**Required task:** Check each line of the listing for the word "Zertifikat" and give only the number of lines that have it.

**Entries supplied:**
- - -
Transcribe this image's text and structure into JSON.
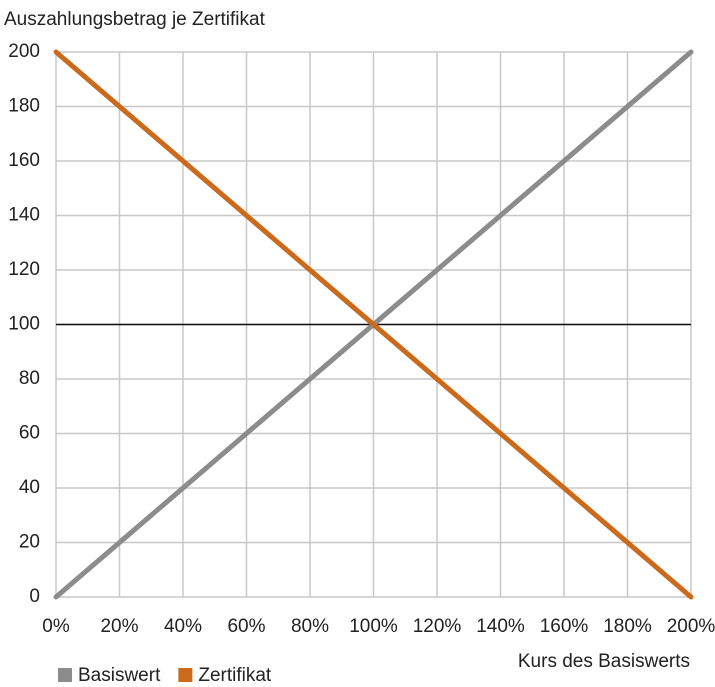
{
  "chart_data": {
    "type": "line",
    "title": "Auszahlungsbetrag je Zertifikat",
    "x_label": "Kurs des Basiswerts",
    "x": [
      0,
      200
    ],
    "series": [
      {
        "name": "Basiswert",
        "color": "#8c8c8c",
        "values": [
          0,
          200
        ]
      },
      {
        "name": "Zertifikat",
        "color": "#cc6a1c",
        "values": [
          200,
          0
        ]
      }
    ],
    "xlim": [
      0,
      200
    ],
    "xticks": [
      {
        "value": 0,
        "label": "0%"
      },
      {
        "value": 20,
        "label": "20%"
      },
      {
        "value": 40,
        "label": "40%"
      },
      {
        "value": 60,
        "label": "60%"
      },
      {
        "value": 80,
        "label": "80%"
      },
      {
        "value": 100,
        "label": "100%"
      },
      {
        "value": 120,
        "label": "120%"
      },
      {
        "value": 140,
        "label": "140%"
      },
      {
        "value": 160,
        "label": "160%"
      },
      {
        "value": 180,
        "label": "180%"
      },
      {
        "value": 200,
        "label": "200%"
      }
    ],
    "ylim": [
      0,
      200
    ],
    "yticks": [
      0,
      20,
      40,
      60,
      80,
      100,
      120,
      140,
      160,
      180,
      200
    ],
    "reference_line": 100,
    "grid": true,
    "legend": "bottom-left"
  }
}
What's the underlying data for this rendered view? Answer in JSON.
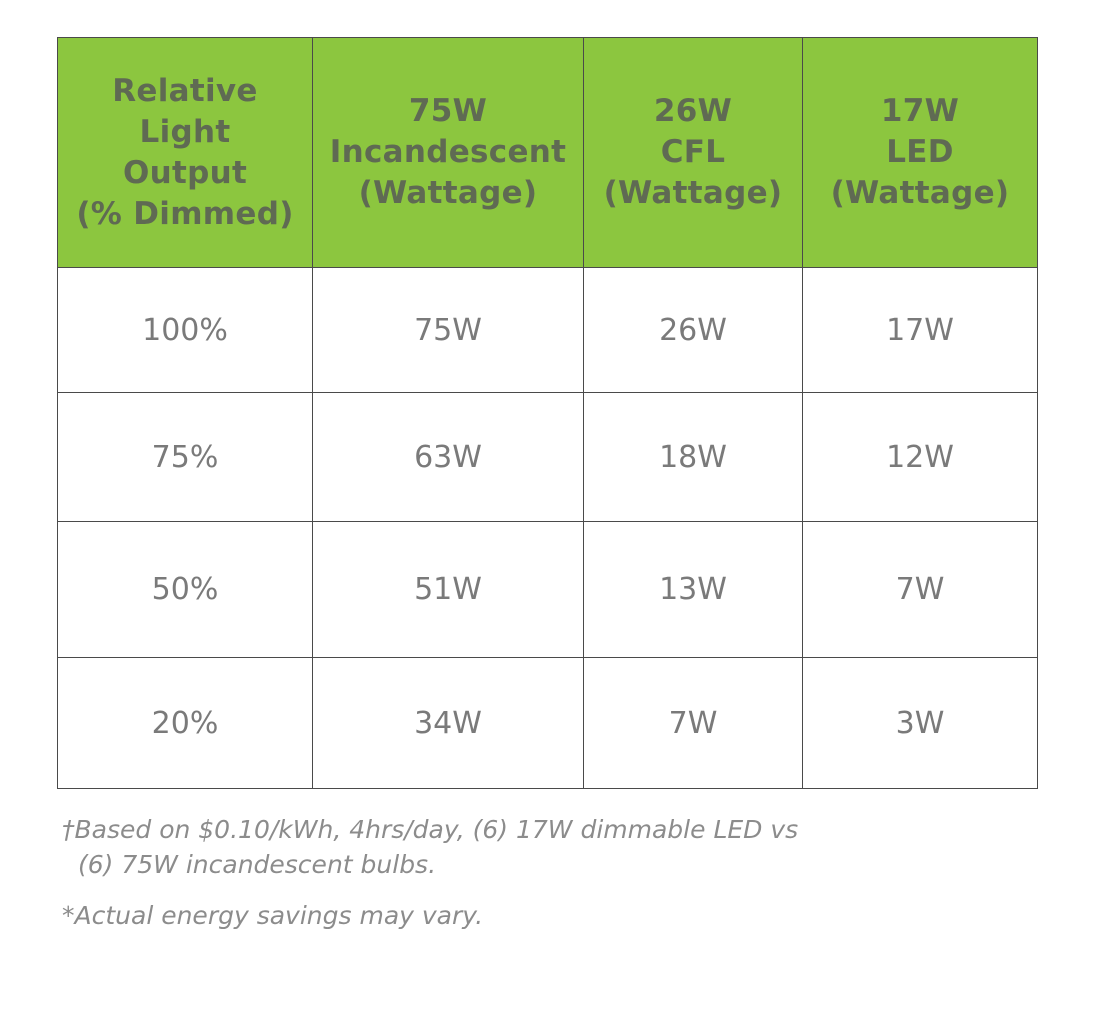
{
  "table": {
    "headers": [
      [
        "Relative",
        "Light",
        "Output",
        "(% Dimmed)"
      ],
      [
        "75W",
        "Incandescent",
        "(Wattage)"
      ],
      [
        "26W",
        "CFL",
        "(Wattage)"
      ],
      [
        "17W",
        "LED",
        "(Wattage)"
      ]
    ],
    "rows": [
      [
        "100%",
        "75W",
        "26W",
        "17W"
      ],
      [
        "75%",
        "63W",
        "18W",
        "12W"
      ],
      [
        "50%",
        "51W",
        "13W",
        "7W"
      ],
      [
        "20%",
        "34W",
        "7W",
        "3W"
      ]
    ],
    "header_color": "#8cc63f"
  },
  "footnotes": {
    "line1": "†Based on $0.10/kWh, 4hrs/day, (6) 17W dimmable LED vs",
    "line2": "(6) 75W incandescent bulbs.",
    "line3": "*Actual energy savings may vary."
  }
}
- - -
**Correct result:** 2